Please reproduce, without any change, the lines in the items from the line containing "y-tick-label: 120,000 (24, 163, 65, 174)" through the line containing "y-tick-label: -120,000 (20, 219, 65, 230)", including both of those lines.

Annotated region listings

==*==

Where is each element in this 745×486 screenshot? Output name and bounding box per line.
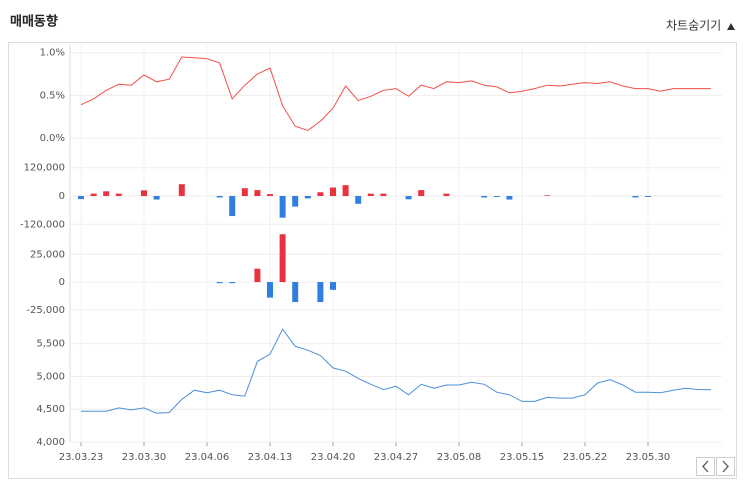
y-tick-label: 120,000 (24, 163, 65, 174)
bar (254, 268, 261, 283)
bar (254, 190, 261, 196)
bar (216, 282, 223, 284)
bar (292, 196, 299, 207)
bar (342, 185, 349, 196)
bar (405, 196, 412, 200)
y-tick-label: -25,000 (26, 305, 65, 316)
bar (115, 193, 122, 196)
bar (141, 190, 147, 196)
x-tick-label: 23.04.27 (374, 452, 419, 463)
y-tick-label: -120,000 (20, 219, 65, 230)
bar (506, 196, 513, 200)
bar (355, 196, 362, 204)
prev-button[interactable] (696, 457, 715, 476)
x-tick-label: 23.05.30 (626, 452, 671, 463)
section-title: 매매동향 (10, 14, 58, 30)
bar (443, 193, 450, 196)
bar (103, 191, 110, 196)
bar (418, 190, 425, 196)
bar (229, 196, 236, 217)
y-tick-label: 25,000 (30, 249, 65, 260)
y-tick-label: 5,000 (36, 371, 65, 382)
x-tick-label: 23.05.08 (437, 452, 482, 463)
bar (493, 196, 500, 197)
x-tick-label: 23.05.22 (563, 452, 608, 463)
x-tick-label: 23.05.15 (500, 452, 545, 463)
bar (544, 195, 551, 196)
y-tick-label: 4,000 (36, 437, 65, 448)
bar (279, 196, 286, 218)
bar (78, 196, 84, 200)
bar (153, 196, 160, 200)
bar (229, 282, 236, 284)
bar (330, 282, 336, 290)
next-button[interactable] (716, 457, 735, 476)
bar (380, 193, 387, 196)
bar (292, 282, 299, 303)
y-tick-label: 0.5% (40, 90, 65, 101)
bar (367, 193, 374, 196)
y-tick-label: 0 (59, 191, 65, 202)
bar (645, 196, 651, 197)
bar (216, 196, 223, 198)
bar (317, 282, 324, 303)
bar (632, 196, 639, 198)
prev-icon[interactable] (702, 460, 709, 473)
x-tick-label: 23.03.23 (59, 452, 104, 463)
bar (241, 188, 248, 196)
toggle-icon[interactable] (727, 23, 735, 30)
y-tick-label: 0 (59, 277, 65, 288)
bar (330, 187, 336, 196)
y-tick-label: 4,500 (36, 404, 65, 415)
next-icon[interactable] (722, 460, 729, 473)
bar (317, 192, 324, 196)
bar (178, 184, 185, 196)
y-tick-label: 0.0% (40, 133, 65, 144)
line-series (80, 56, 711, 132)
bar (267, 194, 273, 196)
x-tick-label: 23.04.06 (185, 452, 230, 463)
y-tick-label: 1.0% (40, 48, 65, 59)
x-tick-label: 23.04.20 (311, 452, 356, 463)
x-tick-label: 23.04.13 (248, 452, 293, 463)
y-tick-label: 5,500 (36, 339, 65, 350)
bar (304, 196, 311, 199)
x-tick-label: 23.03.30 (122, 452, 167, 463)
frame (8, 42, 737, 479)
bar (267, 282, 273, 298)
bar (481, 196, 488, 198)
bar (90, 193, 97, 196)
toggle-chart[interactable]: 차트숨기기 (666, 19, 721, 33)
line-series (81, 328, 711, 414)
bar (279, 234, 286, 283)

==*==

-- WRITTEN REPLY --
y-tick-label: 120,000 (24, 163, 65, 174)
bar (254, 268, 261, 283)
bar (254, 190, 261, 196)
bar (216, 282, 223, 284)
bar (292, 196, 299, 207)
bar (342, 185, 349, 196)
bar (405, 196, 412, 200)
y-tick-label: -25,000 (26, 305, 65, 316)
bar (115, 193, 122, 196)
bar (141, 190, 147, 196)
x-tick-label: 23.04.27 (374, 452, 419, 463)
y-tick-label: -120,000 (20, 219, 65, 230)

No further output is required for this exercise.